_YOUR OBJECTIVE:_
Return all lines below containing the word "比例原則".

Start

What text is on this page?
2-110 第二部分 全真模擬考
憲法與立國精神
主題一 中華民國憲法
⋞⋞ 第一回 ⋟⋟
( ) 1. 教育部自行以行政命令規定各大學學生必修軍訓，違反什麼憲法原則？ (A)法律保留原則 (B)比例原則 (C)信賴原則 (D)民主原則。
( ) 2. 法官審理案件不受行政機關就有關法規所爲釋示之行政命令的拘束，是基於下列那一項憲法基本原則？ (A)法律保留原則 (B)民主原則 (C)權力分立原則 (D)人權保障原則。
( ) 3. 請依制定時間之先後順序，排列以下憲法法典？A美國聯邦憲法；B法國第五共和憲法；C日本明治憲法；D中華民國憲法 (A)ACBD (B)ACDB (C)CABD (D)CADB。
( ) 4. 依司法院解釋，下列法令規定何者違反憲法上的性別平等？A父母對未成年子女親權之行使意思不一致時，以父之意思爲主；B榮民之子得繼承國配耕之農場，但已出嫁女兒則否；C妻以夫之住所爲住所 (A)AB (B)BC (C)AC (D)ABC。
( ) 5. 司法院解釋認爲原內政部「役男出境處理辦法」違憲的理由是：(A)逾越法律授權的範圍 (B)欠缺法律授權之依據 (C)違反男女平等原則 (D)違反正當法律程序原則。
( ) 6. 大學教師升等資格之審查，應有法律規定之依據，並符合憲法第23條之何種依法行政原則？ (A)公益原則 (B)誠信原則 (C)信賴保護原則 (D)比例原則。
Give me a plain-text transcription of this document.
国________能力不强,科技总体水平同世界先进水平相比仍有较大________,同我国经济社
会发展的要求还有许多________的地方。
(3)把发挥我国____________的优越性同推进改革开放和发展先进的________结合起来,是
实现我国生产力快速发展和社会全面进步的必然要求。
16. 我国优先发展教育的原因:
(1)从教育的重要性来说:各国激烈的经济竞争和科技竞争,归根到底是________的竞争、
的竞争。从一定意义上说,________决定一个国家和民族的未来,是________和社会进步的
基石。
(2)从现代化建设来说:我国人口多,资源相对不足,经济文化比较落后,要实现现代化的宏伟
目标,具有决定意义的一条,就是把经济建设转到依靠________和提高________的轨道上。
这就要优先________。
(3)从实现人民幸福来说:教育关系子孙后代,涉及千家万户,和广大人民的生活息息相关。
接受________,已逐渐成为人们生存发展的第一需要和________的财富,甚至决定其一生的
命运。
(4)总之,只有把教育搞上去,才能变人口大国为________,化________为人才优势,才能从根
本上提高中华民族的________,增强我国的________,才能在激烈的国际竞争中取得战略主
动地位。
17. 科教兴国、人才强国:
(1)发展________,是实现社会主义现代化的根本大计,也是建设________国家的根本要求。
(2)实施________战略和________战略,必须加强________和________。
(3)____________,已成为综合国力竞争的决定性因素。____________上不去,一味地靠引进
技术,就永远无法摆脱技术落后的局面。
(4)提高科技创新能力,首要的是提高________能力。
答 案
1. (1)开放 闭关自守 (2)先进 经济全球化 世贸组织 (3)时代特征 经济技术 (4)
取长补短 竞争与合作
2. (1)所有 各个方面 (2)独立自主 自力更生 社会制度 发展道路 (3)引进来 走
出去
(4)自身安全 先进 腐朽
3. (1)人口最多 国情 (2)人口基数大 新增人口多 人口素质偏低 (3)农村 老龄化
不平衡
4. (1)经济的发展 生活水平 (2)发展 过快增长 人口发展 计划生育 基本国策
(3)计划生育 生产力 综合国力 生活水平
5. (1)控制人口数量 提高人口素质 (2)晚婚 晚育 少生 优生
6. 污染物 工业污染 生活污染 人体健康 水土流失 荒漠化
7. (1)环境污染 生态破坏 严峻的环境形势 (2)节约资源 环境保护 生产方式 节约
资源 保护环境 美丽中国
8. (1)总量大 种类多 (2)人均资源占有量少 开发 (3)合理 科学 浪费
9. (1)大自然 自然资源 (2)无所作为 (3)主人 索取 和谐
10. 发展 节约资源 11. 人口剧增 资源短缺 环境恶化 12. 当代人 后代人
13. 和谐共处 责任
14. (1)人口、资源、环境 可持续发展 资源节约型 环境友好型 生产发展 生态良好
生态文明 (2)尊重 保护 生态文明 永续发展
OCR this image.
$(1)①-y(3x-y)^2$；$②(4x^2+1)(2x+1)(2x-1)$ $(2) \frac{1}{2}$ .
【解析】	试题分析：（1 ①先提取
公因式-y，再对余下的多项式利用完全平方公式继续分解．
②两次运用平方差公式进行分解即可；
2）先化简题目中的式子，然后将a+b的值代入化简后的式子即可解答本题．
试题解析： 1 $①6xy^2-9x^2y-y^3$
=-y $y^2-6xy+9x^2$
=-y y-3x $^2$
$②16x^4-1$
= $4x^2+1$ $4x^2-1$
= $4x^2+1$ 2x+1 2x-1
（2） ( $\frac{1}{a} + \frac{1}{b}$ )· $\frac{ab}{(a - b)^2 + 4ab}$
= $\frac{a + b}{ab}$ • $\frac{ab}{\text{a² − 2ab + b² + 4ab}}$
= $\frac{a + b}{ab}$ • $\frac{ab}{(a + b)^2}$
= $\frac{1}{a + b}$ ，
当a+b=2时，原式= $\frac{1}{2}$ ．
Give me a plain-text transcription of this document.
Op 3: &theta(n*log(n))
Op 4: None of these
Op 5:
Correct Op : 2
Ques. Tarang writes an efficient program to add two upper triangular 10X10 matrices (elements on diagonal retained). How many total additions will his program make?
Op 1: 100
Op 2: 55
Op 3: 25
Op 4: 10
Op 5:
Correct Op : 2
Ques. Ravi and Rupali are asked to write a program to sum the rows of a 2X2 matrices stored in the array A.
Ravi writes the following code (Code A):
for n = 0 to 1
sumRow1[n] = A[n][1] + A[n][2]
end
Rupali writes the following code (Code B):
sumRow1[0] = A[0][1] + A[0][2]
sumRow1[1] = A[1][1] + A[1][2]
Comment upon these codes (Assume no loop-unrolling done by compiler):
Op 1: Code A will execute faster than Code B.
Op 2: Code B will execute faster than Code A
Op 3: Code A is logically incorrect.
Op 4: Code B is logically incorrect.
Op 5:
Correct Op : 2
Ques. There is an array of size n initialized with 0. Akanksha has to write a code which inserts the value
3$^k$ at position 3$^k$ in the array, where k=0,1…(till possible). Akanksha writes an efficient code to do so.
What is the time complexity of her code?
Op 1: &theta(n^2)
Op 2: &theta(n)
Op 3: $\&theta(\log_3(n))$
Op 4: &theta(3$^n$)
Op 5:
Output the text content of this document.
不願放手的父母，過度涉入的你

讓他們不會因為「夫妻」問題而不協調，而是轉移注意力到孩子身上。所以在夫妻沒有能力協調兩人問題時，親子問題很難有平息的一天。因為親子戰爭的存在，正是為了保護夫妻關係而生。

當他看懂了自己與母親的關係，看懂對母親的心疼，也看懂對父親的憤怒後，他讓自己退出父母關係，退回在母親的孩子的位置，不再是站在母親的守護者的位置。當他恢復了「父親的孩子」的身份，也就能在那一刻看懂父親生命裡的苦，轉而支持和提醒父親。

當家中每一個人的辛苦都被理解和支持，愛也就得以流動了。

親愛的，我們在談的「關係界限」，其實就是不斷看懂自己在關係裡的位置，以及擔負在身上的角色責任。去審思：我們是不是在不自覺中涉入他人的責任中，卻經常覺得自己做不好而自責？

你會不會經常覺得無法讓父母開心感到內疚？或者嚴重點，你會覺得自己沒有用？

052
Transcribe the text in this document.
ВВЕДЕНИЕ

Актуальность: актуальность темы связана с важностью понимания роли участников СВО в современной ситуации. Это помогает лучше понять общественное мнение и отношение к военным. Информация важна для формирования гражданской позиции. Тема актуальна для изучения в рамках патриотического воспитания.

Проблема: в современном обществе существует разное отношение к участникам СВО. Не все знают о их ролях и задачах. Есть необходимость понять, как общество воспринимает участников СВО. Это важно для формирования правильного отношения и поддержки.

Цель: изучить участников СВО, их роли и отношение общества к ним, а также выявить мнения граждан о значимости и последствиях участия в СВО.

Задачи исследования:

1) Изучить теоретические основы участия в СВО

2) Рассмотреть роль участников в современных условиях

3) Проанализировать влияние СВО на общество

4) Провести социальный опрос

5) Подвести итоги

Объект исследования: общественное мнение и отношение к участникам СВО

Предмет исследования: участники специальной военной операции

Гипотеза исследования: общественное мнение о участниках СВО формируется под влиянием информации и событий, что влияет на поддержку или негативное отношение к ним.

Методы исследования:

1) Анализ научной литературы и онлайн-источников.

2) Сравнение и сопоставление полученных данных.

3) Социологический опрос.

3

End

_ANSWER FOR THE TASK:_
( ) 1. 教育部自行以行政命令規定各大學學生必修軍訓，違反什麼憲法原則？ (A)法律保留原則 (B)比例原則 (C)信賴原則 (D)民主原則。
( ) 6. 大學教師升等資格之審查，應有法律規定之依據，並符合憲法第23條之何種依法行政原則？ (A)公益原則 (B)誠信原則 (C)信賴保護原則 (D)比例原則。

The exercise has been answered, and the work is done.